▶ **Work request**
In the abstract on HIV-related glycoproteins, how many differential glycoproteins were identified by liquid chromatography combined with mass spectrometry?

▶ **Provided text**
Glycoproteomic study on human immunodeficiency virus infection related glycoproteins / 中华传染病杂志

ABSTRACT

Objective To investigate human plasma glycoproteomie changes related to human immunodeficiency virus (HIV) infection,and to identify glycoproteins with potential anti-HIV activity or anti-HIV drug targets. Methods Plasma proteins with lower abundance were enriched through affinity purification to remove albumin and IgG in clinical samples (HIV-positive patient, n= 10, and healthy controls, n= 20). Proteins were separated by two-dimensional electrophoresis (2-DE) and stained by Pro-Q emerald glycoprotein stain kits. The 2-DE image was analyzed by ImageMaster software to find differential glycoproteins. Furthermore, the depleted HIV-positive and healthy control plasma proteins were digested by PNGase F. Glycoproteins were deglycoliszed, separated by 2-DE and analyzed by ImageMaster software. Differential glycoproteins were identified by liquid chromatography combined with high capacity ion trap mass spectrometry (HCT). Results The pretreatment of HIV-positive plasma prior to 2-DE could efficiently remove the high aboundant albumin and IgG in plasma and improve the detection of proteins with low-abundance. High revolution 2-DE gel images of glycoproteins from HIV positive and healthy control plasma samples were obtained. Glycoproteins were successfully deglycolized through PNGase F treatment. Thirteen differential glycoproteins were identified by liquid chromatography combined with mass spectrometry. These proteins included alphalantitrypsin precursor and serine/threonine-protein kinase N1. Conclusions Potential HIV infection related proteins,such as alphal-antitrypsin precursor are successfully identified. Our study may offer some help to understand the molecular mechanism of HIV infection and select new drug targets for preventing HIV infection.

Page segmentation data
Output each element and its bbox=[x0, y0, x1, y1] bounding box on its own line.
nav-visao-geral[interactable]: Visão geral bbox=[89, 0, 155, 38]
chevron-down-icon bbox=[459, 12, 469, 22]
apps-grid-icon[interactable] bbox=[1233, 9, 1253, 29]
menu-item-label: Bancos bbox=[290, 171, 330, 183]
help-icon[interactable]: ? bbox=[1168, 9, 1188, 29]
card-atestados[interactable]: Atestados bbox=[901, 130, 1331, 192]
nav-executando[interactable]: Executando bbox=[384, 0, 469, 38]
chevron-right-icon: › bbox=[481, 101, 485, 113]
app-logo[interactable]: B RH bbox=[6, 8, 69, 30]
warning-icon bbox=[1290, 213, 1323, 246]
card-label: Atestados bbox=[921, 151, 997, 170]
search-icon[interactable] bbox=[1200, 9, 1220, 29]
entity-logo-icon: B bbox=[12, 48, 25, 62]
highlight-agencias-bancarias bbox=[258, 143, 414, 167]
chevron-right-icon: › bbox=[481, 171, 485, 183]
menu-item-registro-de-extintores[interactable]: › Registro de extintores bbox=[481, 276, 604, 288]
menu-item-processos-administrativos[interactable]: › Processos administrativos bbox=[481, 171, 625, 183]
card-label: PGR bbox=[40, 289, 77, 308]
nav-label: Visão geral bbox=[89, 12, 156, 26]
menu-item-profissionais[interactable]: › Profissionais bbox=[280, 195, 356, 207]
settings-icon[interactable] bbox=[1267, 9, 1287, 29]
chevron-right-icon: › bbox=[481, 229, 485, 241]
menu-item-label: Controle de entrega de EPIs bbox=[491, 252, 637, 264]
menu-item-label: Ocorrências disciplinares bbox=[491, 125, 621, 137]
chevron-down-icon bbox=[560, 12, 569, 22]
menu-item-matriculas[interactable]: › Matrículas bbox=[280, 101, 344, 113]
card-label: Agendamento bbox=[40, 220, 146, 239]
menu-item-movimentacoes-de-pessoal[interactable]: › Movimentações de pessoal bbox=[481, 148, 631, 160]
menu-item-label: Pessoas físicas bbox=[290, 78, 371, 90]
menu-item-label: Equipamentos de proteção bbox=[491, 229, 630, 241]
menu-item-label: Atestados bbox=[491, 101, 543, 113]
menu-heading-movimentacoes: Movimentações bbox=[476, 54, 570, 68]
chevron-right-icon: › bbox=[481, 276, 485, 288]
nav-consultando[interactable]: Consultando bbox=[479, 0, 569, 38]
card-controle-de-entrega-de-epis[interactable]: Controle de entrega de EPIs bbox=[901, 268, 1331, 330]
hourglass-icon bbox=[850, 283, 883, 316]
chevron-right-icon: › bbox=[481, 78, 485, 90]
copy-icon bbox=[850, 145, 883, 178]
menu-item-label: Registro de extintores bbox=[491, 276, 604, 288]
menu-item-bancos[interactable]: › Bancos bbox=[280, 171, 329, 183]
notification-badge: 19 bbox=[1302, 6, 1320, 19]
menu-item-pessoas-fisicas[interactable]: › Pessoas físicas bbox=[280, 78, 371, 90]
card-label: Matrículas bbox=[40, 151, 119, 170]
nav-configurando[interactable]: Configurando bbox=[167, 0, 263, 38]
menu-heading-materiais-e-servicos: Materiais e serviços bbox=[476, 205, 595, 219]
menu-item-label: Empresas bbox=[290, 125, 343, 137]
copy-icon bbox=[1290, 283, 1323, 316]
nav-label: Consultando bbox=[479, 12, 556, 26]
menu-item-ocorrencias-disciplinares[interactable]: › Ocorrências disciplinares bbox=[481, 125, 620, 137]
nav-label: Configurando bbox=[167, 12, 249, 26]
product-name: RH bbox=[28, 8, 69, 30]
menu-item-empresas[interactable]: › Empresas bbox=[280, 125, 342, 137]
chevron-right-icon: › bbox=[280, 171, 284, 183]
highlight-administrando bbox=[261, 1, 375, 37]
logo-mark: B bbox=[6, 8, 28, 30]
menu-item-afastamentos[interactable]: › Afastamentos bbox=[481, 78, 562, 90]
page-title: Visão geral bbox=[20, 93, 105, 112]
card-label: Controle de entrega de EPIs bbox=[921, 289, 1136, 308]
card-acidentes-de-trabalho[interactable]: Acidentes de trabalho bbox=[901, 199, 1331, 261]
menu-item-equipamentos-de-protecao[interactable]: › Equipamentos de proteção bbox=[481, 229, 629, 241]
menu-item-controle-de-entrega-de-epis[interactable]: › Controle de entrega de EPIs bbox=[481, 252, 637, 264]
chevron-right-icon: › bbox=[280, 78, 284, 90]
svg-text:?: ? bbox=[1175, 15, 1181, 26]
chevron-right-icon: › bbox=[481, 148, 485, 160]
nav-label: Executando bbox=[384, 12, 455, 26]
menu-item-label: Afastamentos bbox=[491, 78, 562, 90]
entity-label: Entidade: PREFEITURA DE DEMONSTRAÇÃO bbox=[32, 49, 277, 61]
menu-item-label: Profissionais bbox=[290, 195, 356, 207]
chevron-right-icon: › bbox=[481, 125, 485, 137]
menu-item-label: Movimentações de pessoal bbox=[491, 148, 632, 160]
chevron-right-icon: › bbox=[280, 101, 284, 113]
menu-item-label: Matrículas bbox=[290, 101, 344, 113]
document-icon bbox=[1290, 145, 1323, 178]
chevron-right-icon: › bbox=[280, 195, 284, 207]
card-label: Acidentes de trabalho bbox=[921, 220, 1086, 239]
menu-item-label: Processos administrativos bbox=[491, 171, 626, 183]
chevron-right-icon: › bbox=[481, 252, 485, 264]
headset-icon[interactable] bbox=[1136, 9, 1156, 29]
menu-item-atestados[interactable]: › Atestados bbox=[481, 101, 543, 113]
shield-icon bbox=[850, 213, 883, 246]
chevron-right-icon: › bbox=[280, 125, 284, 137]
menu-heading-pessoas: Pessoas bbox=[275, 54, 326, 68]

▶ **Response to this task**
Thirteen